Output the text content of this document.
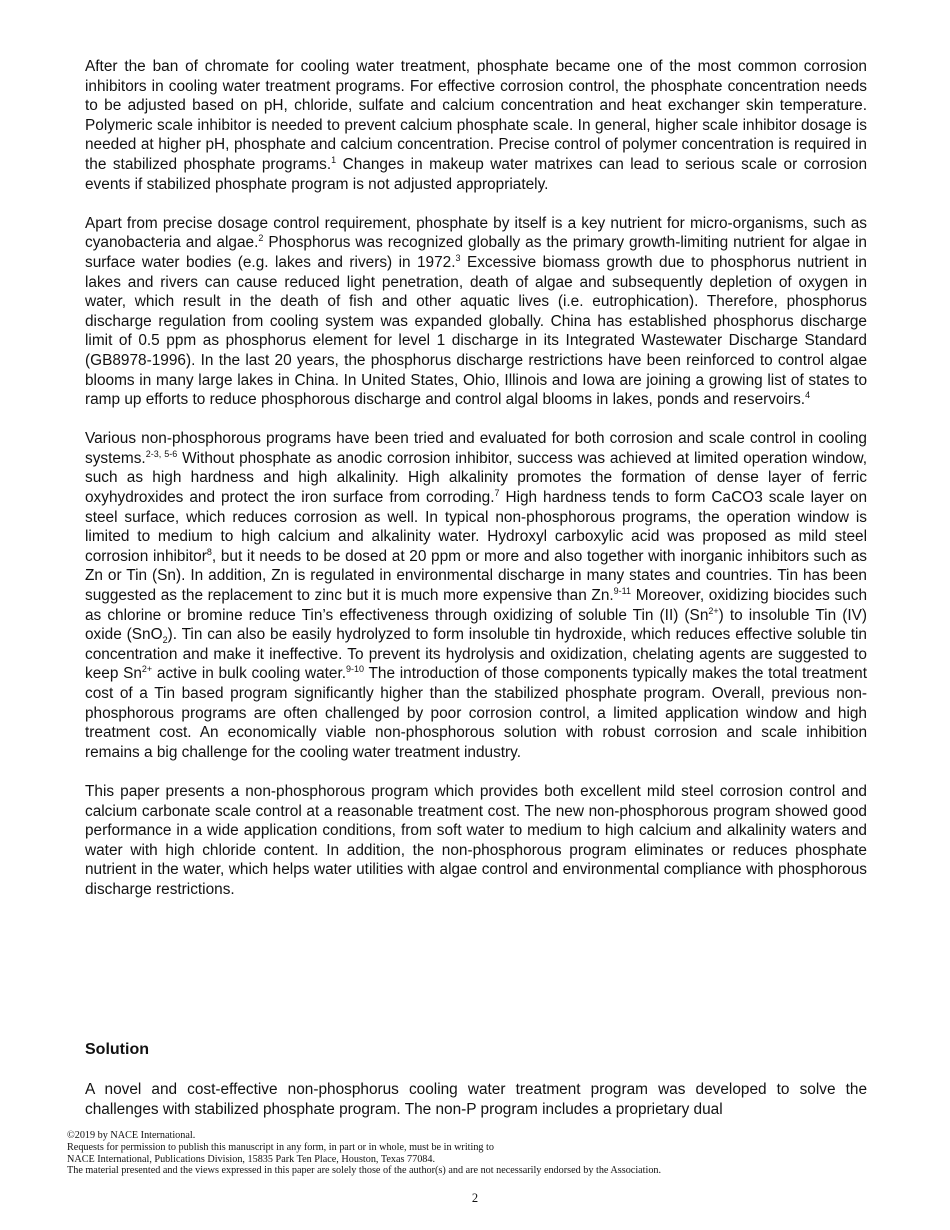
After the ban of chromate for cooling water treatment, phosphate became one of the most common corrosion inhibitors in cooling water treatment programs. For effective corrosion control, the phosphate concentration needs to be adjusted based on pH, chloride, sulfate and calcium concentration and heat exchanger skin temperature. Polymeric scale inhibitor is needed to prevent calcium phosphate scale. In general, higher scale inhibitor dosage is needed at higher pH, phosphate and calcium concentration. Precise control of polymer concentration is required in the stabilized phosphate programs.$^1$ Changes in makeup water matrixes can lead to serious scale or corrosion events if stabilized phosphate program is not adjusted appropriately.

Apart from precise dosage control requirement, phosphate by itself is a key nutrient for micro-organisms, such as cyanobacteria and algae.$^2$ Phosphorus was recognized globally as the primary growth-limiting nutrient for algae in surface water bodies (e.g. lakes and rivers) in 1972.$^3$ Excessive biomass growth due to phosphorus nutrient in lakes and rivers can cause reduced light penetration, death of algae and subsequently depletion of oxygen in water, which result in the death of fish and other aquatic lives (i.e. eutrophication). Therefore, phosphorus discharge regulation from cooling system was expanded globally. China has established phosphorus discharge limit of 0.5 ppm as phosphorus element for level 1 discharge in its Integrated Wastewater Discharge Standard (GB8978-1996). In the last 20 years, the phosphorus discharge restrictions have been reinforced to control algae blooms in many large lakes in China. In United States, Ohio, Illinois and Iowa are joining a growing list of states to ramp up efforts to reduce phosphorous discharge and control algal blooms in lakes, ponds and reservoirs.$^4$

Various non-phosphorous programs have been tried and evaluated for both corrosion and scale control in cooling systems.$^{2-3, 5-6}$ Without phosphate as anodic corrosion inhibitor, success was achieved at limited operation window, such as high hardness and high alkalinity. High alkalinity promotes the formation of dense layer of ferric oxyhydroxides and protect the iron surface from corroding.$^7$ High hardness tends to form CaCO3 scale layer on steel surface, which reduces corrosion as well. In typical non-phosphorous programs, the operation window is limited to medium to high calcium and alkalinity water. Hydroxyl carboxylic acid was proposed as mild steel corrosion inhibitor$^8$, but it needs to be dosed at 20 ppm or more and also together with inorganic inhibitors such as Zn or Tin (Sn). In addition, Zn is regulated in environmental discharge in many states and countries. Tin has been suggested as the replacement to zinc but it is much more expensive than Zn.$^{9-11}$ Moreover, oxidizing biocides such as chlorine or bromine reduce Tin’s effectiveness through oxidizing of soluble Tin (II) $(Sn^{2+})$ to insoluble Tin (IV) oxide (SnO$_2$). Tin can also be easily hydrolyzed to form insoluble tin hydroxide, which reduces effective soluble tin concentration and make it ineffective. To prevent its hydrolysis and oxidization, chelating agents are suggested to keep $Sn^{2+}$ active in bulk cooling water.$^{9-10}$ The introduction of those components typically makes the total treatment cost of a Tin based program significantly higher than the stabilized phosphate program. Overall, previous non-phosphorous programs are often challenged by poor corrosion control, a limited application window and high treatment cost. An economically viable non-phosphorous solution with robust corrosion and scale inhibition remains a big challenge for the cooling water treatment industry.

This paper presents a non-phosphorous program which provides both excellent mild steel corrosion control and calcium carbonate scale control at a reasonable treatment cost. The new non-phosphorous program showed good performance in a wide application conditions, from soft water to medium to high calcium and alkalinity waters and water with high chloride content. In addition, the non-phosphorous program eliminates or reduces phosphate nutrient in the water, which helps water utilities with algae control and environmental compliance with phosphorous discharge restrictions.

Solution

A novel and cost-effective non-phosphorus cooling water treatment program was developed to solve the challenges with stabilized phosphate program. The non-P program includes a proprietary dual

©2019 by NACE International.
Requests for permission to publish this manuscript in any form, in part or in whole, must be in writing to
NACE International, Publications Division, 15835 Park Ten Place, Houston, Texas 77084.
The material presented and the views expressed in this paper are solely those of the author(s) and are not necessarily endorsed by the Association.
2
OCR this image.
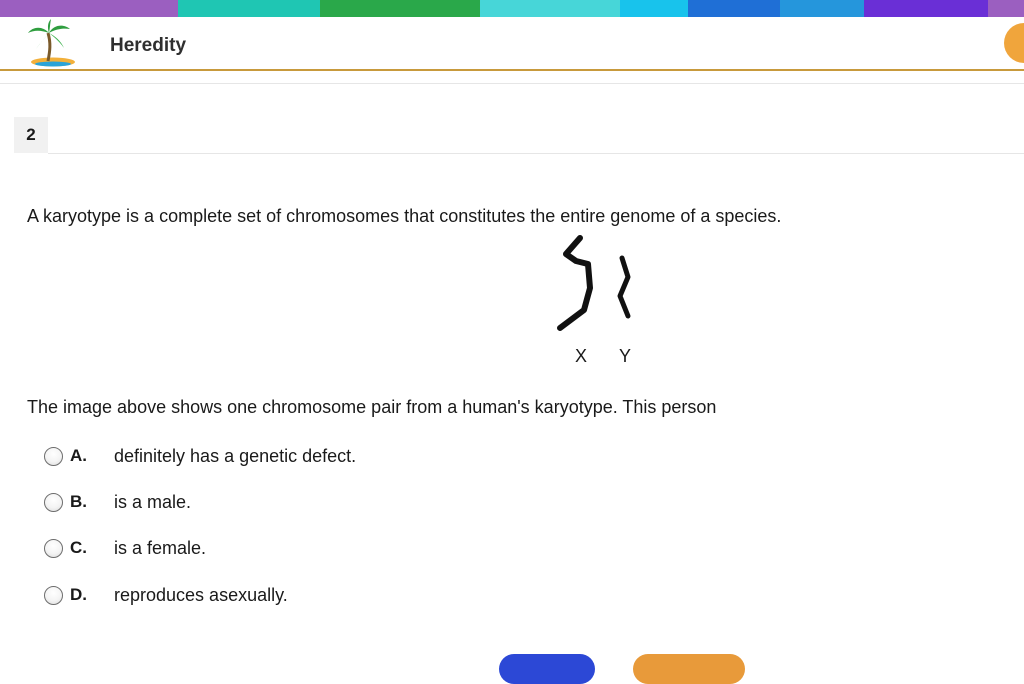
Heredity
2
A karyotype is a complete set of chromosomes that constitutes the entire genome of a species.
X Y
The image above shows one chromosome pair from a human's karyotype. This person
A.	definitely has a genetic defect.
B.	is a male.
C.	is a female.
D.	reproduces asexually.
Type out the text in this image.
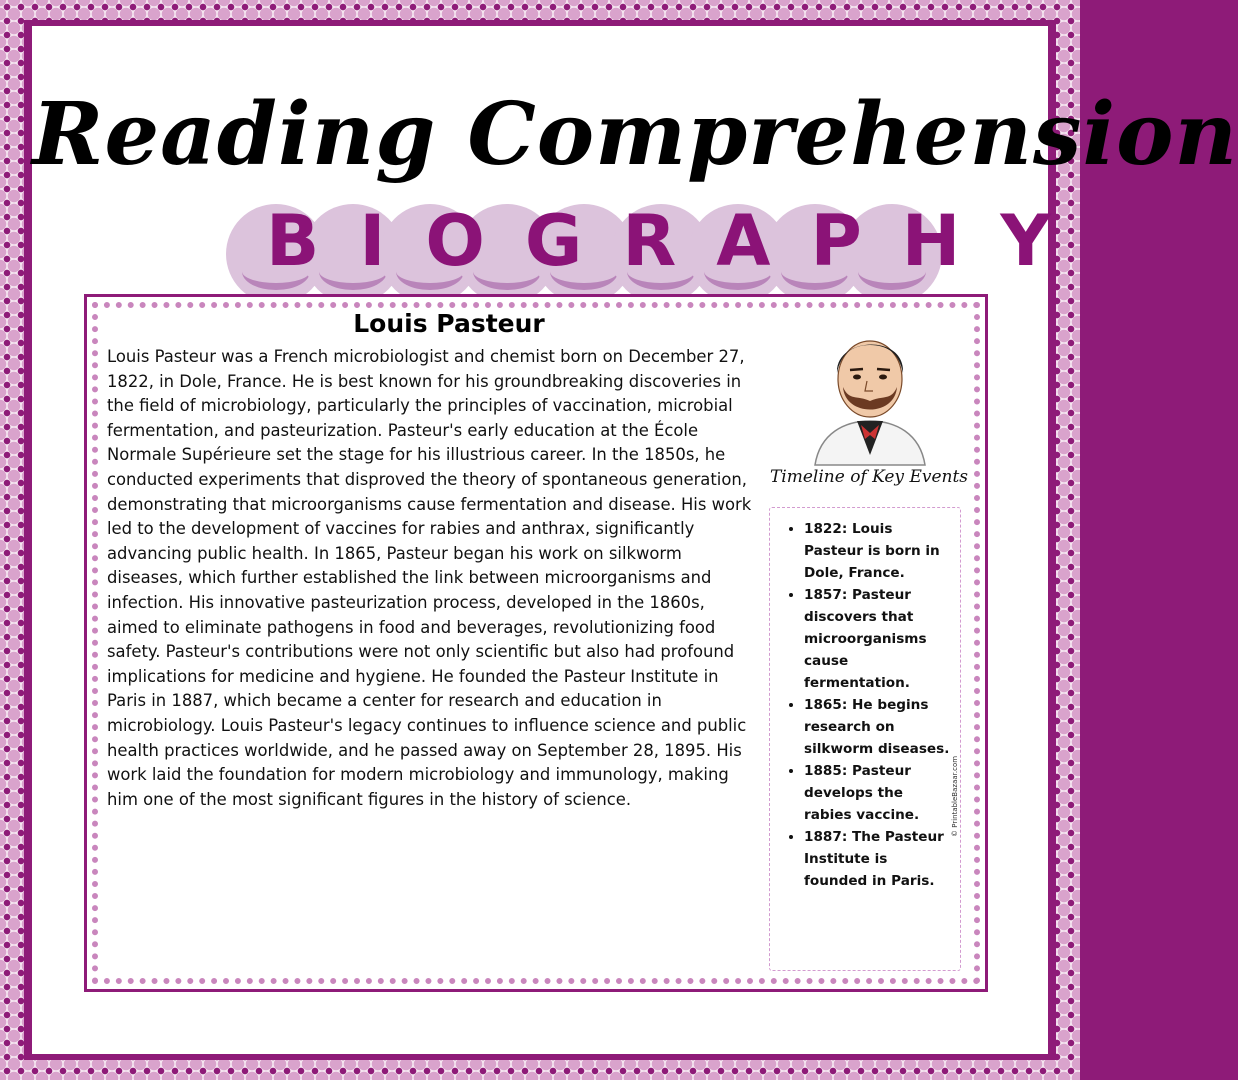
Reading Comprehension
BIOGRAPHY
Louis Pasteur
Louis Pasteur was a French microbiologist and chemist born on December 27, 1822, in Dole, France. He is best known for his groundbreaking discoveries in the field of microbiology, particularly the principles of vaccination, microbial fermentation, and pasteurization. Pasteur's early education at the École Normale Supérieure set the stage for his illustrious career. In the 1850s, he conducted experiments that disproved the theory of spontaneous generation, demonstrating that microorganisms cause fermentation and disease. His work led to the development of vaccines for rabies and anthrax, significantly advancing public health. In 1865, Pasteur began his work on silkworm diseases, which further established the link between microorganisms and infection. His innovative pasteurization process, developed in the 1860s, aimed to eliminate pathogens in food and beverages, revolutionizing food safety. Pasteur's contributions were not only scientific but also had profound implications for medicine and hygiene. He founded the Pasteur Institute in Paris in 1887, which became a center for research and education in microbiology. Louis Pasteur's legacy continues to influence science and public health practices worldwide, and he passed away on September 28, 1895. His work laid the foundation for modern microbiology and immunology, making him one of the most significant figures in the history of science.
Timeline of Key Events
• 1822: Louis Pasteur is born in Dole, France.
• 1857: Pasteur discovers that microorganisms cause fermentation.
• 1865: He begins research on silkworm diseases.
• 1885: Pasteur develops the rabies vaccine.
• 1887: The Pasteur Institute is founded in Paris.
© PrintableBazaar.com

+===+

## EXERCISE BRIEF:
Set down all of the entries exactly as they stand, without any image.

## OUTPUT FOR THIS TASK:
Output the text content of this document.
After the ban of chromate for cooling water treatment, phosphate became one of the most common corrosion inhibitors in cooling water treatment programs. For effective corrosion control, the phosphate concentration needs to be adjusted based on pH, chloride, sulfate and calcium concentration and heat exchanger skin temperature. Polymeric scale inhibitor is needed to prevent calcium phosphate scale. In general, higher scale inhibitor dosage is needed at higher pH, phosphate and calcium concentration. Precise control of polymer concentration is required in the stabilized phosphate programs.$^1$ Changes in makeup water matrixes can lead to serious scale or corrosion events if stabilized phosphate program is not adjusted appropriately.

Apart from precise dosage control requirement, phosphate by itself is a key nutrient for micro-organisms, such as cyanobacteria and algae.$^2$ Phosphorus was recognized globally as the primary growth-limiting nutrient for algae in surface water bodies (e.g. lakes and rivers) in 1972.$^3$ Excessive biomass growth due to phosphorus nutrient in lakes and rivers can cause reduced light penetration, death of algae and subsequently depletion of oxygen in water, which result in the death of fish and other aquatic lives (i.e. eutrophication). Therefore, phosphorus discharge regulation from cooling system was expanded globally. China has established phosphorus discharge limit of 0.5 ppm as phosphorus element for level 1 discharge in its Integrated Wastewater Discharge Standard (GB8978-1996). In the last 20 years, the phosphorus discharge restrictions have been reinforced to control algae blooms in many large lakes in China. In United States, Ohio, Illinois and Iowa are joining a growing list of states to ramp up efforts to reduce phosphorous discharge and control algal blooms in lakes, ponds and reservoirs.$^4$

Various non-phosphorous programs have been tried and evaluated for both corrosion and scale control in cooling systems.$^{2-3, 5-6}$ Without phosphate as anodic corrosion inhibitor, success was achieved at limited operation window, such as high hardness and high alkalinity. High alkalinity promotes the formation of dense layer of ferric oxyhydroxides and protect the iron surface from corroding.$^7$ High hardness tends to form CaCO3 scale layer on steel surface, which reduces corrosion as well. In typical non-phosphorous programs, the operation window is limited to medium to high calcium and alkalinity water. Hydroxyl carboxylic acid was proposed as mild steel corrosion inhibitor$^8$, but it needs to be dosed at 20 ppm or more and also together with inorganic inhibitors such as Zn or Tin (Sn). In addition, Zn is regulated in environmental discharge in many states and countries. Tin has been suggested as the replacement to zinc but it is much more expensive than Zn.$^{9-11}$ Moreover, oxidizing biocides such as chlorine or bromine reduce Tin’s effectiveness through oxidizing of soluble Tin (II) $(Sn^{2+})$ to insoluble Tin (IV) oxide (SnO$_2$). Tin can also be easily hydrolyzed to form insoluble tin hydroxide, which reduces effective soluble tin concentration and make it ineffective. To prevent its hydrolysis and oxidization, chelating agents are suggested to keep $Sn^{2+}$ active in bulk cooling water.$^{9-10}$ The introduction of those components typically makes the total treatment cost of a Tin based program significantly higher than the stabilized phosphate program. Overall, previous non-phosphorous programs are often challenged by poor corrosion control, a limited application window and high treatment cost. An economically viable non-phosphorous solution with robust corrosion and scale inhibition remains a big challenge for the cooling water treatment industry.

This paper presents a non-phosphorous program which provides both excellent mild steel corrosion control and calcium carbonate scale control at a reasonable treatment cost. The new non-phosphorous program showed good performance in a wide application conditions, from soft water to medium to high calcium and alkalinity waters and water with high chloride content. In addition, the non-phosphorous program eliminates or reduces phosphate nutrient in the water, which helps water utilities with algae control and environmental compliance with phosphorous discharge restrictions.

Solution

A novel and cost-effective non-phosphorus cooling water treatment program was developed to solve the challenges with stabilized phosphate program. The non-P program includes a proprietary dual

©2019 by NACE International.
Requests for permission to publish this manuscript in any form, in part or in whole, must be in writing to
NACE International, Publications Division, 15835 Park Ten Place, Houston, Texas 77084.
The material presented and the views expressed in this paper are solely those of the author(s) and are not necessarily endorsed by the Association.
2
OCR this image.
Heredity
2
A karyotype is a complete set of chromosomes that constitutes the entire genome of a species.
X Y
The image above shows one chromosome pair from a human's karyotype. This person
A.	definitely has a genetic defect.
B.	is a male.
C.	is a female.
D.	reproduces asexually.
Type out the text in this image.
Reading Comprehension
BIOGRAPHY
Louis Pasteur
Louis Pasteur was a French microbiologist and chemist born on December 27, 1822, in Dole, France. He is best known for his groundbreaking discoveries in the field of microbiology, particularly the principles of vaccination, microbial fermentation, and pasteurization. Pasteur's early education at the École Normale Supérieure set the stage for his illustrious career. In the 1850s, he conducted experiments that disproved the theory of spontaneous generation, demonstrating that microorganisms cause fermentation and disease. His work led to the development of vaccines for rabies and anthrax, significantly advancing public health. In 1865, Pasteur began his work on silkworm diseases, which further established the link between microorganisms and infection. His innovative pasteurization process, developed in the 1860s, aimed to eliminate pathogens in food and beverages, revolutionizing food safety. Pasteur's contributions were not only scientific but also had profound implications for medicine and hygiene. He founded the Pasteur Institute in Paris in 1887, which became a center for research and education in microbiology. Louis Pasteur's legacy continues to influence science and public health practices worldwide, and he passed away on September 28, 1895. His work laid the foundation for modern microbiology and immunology, making him one of the most significant figures in the history of science.
Timeline of Key Events
• 1822: Louis Pasteur is born in Dole, France.
• 1857: Pasteur discovers that microorganisms cause fermentation.
• 1865: He begins research on silkworm diseases.
• 1885: Pasteur develops the rabies vaccine.
• 1887: The Pasteur Institute is founded in Paris.
© PrintableBazaar.com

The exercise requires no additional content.